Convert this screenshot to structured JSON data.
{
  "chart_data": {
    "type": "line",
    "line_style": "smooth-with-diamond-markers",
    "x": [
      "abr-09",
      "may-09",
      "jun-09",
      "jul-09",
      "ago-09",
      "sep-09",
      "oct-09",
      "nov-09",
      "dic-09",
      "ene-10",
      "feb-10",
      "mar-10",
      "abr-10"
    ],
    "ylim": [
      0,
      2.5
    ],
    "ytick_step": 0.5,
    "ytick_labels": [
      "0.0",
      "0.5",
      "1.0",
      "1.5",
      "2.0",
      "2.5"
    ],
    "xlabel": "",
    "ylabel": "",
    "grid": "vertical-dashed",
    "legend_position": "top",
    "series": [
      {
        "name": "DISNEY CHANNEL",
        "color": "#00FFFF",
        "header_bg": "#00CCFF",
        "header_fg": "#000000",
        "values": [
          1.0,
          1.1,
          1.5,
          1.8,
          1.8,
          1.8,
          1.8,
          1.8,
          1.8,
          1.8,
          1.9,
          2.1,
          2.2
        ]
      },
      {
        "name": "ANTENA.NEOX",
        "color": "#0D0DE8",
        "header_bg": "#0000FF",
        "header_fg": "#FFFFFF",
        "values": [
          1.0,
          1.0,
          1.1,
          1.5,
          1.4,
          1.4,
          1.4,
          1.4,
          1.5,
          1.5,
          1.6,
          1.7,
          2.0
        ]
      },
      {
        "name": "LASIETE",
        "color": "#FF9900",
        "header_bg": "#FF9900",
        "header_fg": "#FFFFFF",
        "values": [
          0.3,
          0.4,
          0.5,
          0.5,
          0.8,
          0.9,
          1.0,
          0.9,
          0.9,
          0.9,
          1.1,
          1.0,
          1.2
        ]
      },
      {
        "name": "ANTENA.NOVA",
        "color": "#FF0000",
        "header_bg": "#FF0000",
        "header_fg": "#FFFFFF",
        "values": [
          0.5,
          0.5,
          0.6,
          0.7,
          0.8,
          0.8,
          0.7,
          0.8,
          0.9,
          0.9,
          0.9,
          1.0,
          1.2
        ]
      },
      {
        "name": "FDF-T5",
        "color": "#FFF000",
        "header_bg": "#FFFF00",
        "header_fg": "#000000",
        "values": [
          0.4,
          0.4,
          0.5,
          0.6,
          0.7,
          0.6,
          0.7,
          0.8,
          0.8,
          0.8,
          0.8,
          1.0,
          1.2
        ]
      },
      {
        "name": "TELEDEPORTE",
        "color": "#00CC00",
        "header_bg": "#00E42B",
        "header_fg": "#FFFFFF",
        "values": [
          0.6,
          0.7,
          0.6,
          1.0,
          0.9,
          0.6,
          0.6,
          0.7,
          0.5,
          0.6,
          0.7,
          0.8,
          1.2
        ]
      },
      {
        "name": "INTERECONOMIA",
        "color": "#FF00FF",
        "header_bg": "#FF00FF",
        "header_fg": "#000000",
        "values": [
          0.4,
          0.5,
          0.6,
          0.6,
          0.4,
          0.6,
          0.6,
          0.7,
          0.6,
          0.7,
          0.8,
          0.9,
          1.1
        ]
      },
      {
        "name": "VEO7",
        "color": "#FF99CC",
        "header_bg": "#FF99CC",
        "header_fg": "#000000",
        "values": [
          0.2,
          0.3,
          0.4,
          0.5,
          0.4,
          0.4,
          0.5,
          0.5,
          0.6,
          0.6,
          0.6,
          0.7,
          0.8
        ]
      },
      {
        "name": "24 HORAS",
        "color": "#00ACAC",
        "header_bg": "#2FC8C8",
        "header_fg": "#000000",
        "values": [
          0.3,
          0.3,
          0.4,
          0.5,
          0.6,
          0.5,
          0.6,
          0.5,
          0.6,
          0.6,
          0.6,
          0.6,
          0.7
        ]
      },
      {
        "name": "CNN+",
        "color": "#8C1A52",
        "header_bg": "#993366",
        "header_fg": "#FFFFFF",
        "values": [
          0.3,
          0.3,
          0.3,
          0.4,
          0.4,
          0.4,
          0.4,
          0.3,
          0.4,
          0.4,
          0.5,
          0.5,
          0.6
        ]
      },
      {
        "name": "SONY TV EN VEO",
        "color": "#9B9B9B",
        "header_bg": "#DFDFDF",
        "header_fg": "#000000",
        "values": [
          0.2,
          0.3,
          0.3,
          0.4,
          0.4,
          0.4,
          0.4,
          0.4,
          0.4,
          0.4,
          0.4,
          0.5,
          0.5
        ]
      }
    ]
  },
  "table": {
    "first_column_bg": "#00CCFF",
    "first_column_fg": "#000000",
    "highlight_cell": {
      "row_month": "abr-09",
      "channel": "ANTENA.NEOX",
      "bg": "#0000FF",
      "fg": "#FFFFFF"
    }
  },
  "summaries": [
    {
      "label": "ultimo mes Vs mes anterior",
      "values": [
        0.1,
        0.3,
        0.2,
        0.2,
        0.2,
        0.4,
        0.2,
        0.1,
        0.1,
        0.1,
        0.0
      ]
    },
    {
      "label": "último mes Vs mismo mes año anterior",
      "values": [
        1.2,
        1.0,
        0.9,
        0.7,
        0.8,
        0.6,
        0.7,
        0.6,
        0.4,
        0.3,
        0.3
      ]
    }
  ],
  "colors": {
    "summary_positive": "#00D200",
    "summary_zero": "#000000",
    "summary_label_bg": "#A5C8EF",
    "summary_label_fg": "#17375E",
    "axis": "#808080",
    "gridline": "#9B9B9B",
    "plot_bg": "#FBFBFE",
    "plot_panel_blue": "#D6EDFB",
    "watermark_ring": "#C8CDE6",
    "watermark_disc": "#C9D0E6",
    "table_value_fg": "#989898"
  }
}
------------------------------------------------------------------------
Once more, set down the full listing, verbatim.

Convert this screenshot to structured JSON data.
{
  "chart_data": {
    "type": "line",
    "line_style": "smooth-with-diamond-markers",
    "x": [
      "abr-09",
      "may-09",
      "jun-09",
      "jul-09",
      "ago-09",
      "sep-09",
      "oct-09",
      "nov-09",
      "dic-09",
      "ene-10",
      "feb-10",
      "mar-10",
      "abr-10"
    ],
    "ylim": [
      0,
      2.5
    ],
    "ytick_step": 0.5,
    "ytick_labels": [
      "0.0",
      "0.5",
      "1.0",
      "1.5",
      "2.0",
      "2.5"
    ],
    "xlabel": "",
    "ylabel": "",
    "grid": "vertical-dashed",
    "legend_position": "top",
    "series": [
      {
        "name": "DISNEY CHANNEL",
        "color": "#00FFFF",
        "header_bg": "#00CCFF",
        "header_fg": "#000000",
        "values": [
          1.0,
          1.1,
          1.5,
          1.8,
          1.8,
          1.8,
          1.8,
          1.8,
          1.8,
          1.8,
          1.9,
          2.1,
          2.2
        ]
      },
      {
        "name": "ANTENA.NEOX",
        "color": "#0D0DE8",
        "header_bg": "#0000FF",
        "header_fg": "#FFFFFF",
        "values": [
          1.0,
          1.0,
          1.1,
          1.5,
          1.4,
          1.4,
          1.4,
          1.4,
          1.5,
          1.5,
          1.6,
          1.7,
          2.0
        ]
      },
      {
        "name": "LASIETE",
        "color": "#FF9900",
        "header_bg": "#FF9900",
        "header_fg": "#FFFFFF",
        "values": [
          0.3,
          0.4,
          0.5,
          0.5,
          0.8,
          0.9,
          1.0,
          0.9,
          0.9,
          0.9,
          1.1,
          1.0,
          1.2
        ]
      },
      {
        "name": "ANTENA.NOVA",
        "color": "#FF0000",
        "header_bg": "#FF0000",
        "header_fg": "#FFFFFF",
        "values": [
          0.5,
          0.5,
          0.6,
          0.7,
          0.8,
          0.8,
          0.7,
          0.8,
          0.9,
          0.9,
          0.9,
          1.0,
          1.2
        ]
      },
      {
        "name": "FDF-T5",
        "color": "#FFF000",
        "header_bg": "#FFFF00",
        "header_fg": "#000000",
        "values": [
          0.4,
          0.4,
          0.5,
          0.6,
          0.7,
          0.6,
          0.7,
          0.8,
          0.8,
          0.8,
          0.8,
          1.0,
          1.2
        ]
      },
      {
        "name": "TELEDEPORTE",
        "color": "#00CC00",
        "header_bg": "#00E42B",
        "header_fg": "#FFFFFF",
        "values": [
          0.6,
          0.7,
          0.6,
          1.0,
          0.9,
          0.6,
          0.6,
          0.7,
          0.5,
          0.6,
          0.7,
          0.8,
          1.2
        ]
      },
      {
        "name": "INTERECONOMIA",
        "color": "#FF00FF",
        "header_bg": "#FF00FF",
        "header_fg": "#000000",
        "values": [
          0.4,
          0.5,
          0.6,
          0.6,
          0.4,
          0.6,
          0.6,
          0.7,
          0.6,
          0.7,
          0.8,
          0.9,
          1.1
        ]
      },
      {
        "name": "VEO7",
        "color": "#FF99CC",
        "header_bg": "#FF99CC",
        "header_fg": "#000000",
        "values": [
          0.2,
          0.3,
          0.4,
          0.5,
          0.4,
          0.4,
          0.5,
          0.5,
          0.6,
          0.6,
          0.6,
          0.7,
          0.8
        ]
      },
      {
        "name": "24 HORAS",
        "color": "#00ACAC",
        "header_bg": "#2FC8C8",
        "header_fg": "#000000",
        "values": [
          0.3,
          0.3,
          0.4,
          0.5,
          0.6,
          0.5,
          0.6,
          0.5,
          0.6,
          0.6,
          0.6,
          0.6,
          0.7
        ]
      },
      {
        "name": "CNN+",
        "color": "#8C1A52",
        "header_bg": "#993366",
        "header_fg": "#FFFFFF",
        "values": [
          0.3,
          0.3,
          0.3,
          0.4,
          0.4,
          0.4,
          0.4,
          0.3,
          0.4,
          0.4,
          0.5,
          0.5,
          0.6
        ]
      },
      {
        "name": "SONY TV EN VEO",
        "color": "#9B9B9B",
        "header_bg": "#DFDFDF",
        "header_fg": "#000000",
        "values": [
          0.2,
          0.3,
          0.3,
          0.4,
          0.4,
          0.4,
          0.4,
          0.4,
          0.4,
          0.4,
          0.4,
          0.5,
          0.5
        ]
      }
    ]
  },
  "table": {
    "first_column_bg": "#00CCFF",
    "first_column_fg": "#000000",
    "highlight_cell": {
      "row_month": "abr-09",
      "channel": "ANTENA.NEOX",
      "bg": "#0000FF",
      "fg": "#FFFFFF"
    }
  },
  "summaries": [
    {
      "label": "ultimo mes Vs mes anterior",
      "values": [
        0.1,
        0.3,
        0.2,
        0.2,
        0.2,
        0.4,
        0.2,
        0.1,
        0.1,
        0.1,
        0.0
      ]
    },
    {
      "label": "último mes Vs mismo mes año anterior",
      "values": [
        1.2,
        1.0,
        0.9,
        0.7,
        0.8,
        0.6,
        0.7,
        0.6,
        0.4,
        0.3,
        0.3
      ]
    }
  ],
  "colors": {
    "summary_positive": "#00D200",
    "summary_zero": "#000000",
    "summary_label_bg": "#A5C8EF",
    "summary_label_fg": "#17375E",
    "axis": "#808080",
    "gridline": "#9B9B9B",
    "plot_bg": "#FBFBFE",
    "plot_panel_blue": "#D6EDFB",
    "watermark_ring": "#C8CDE6",
    "watermark_disc": "#C9D0E6",
    "table_value_fg": "#989898"
  }
}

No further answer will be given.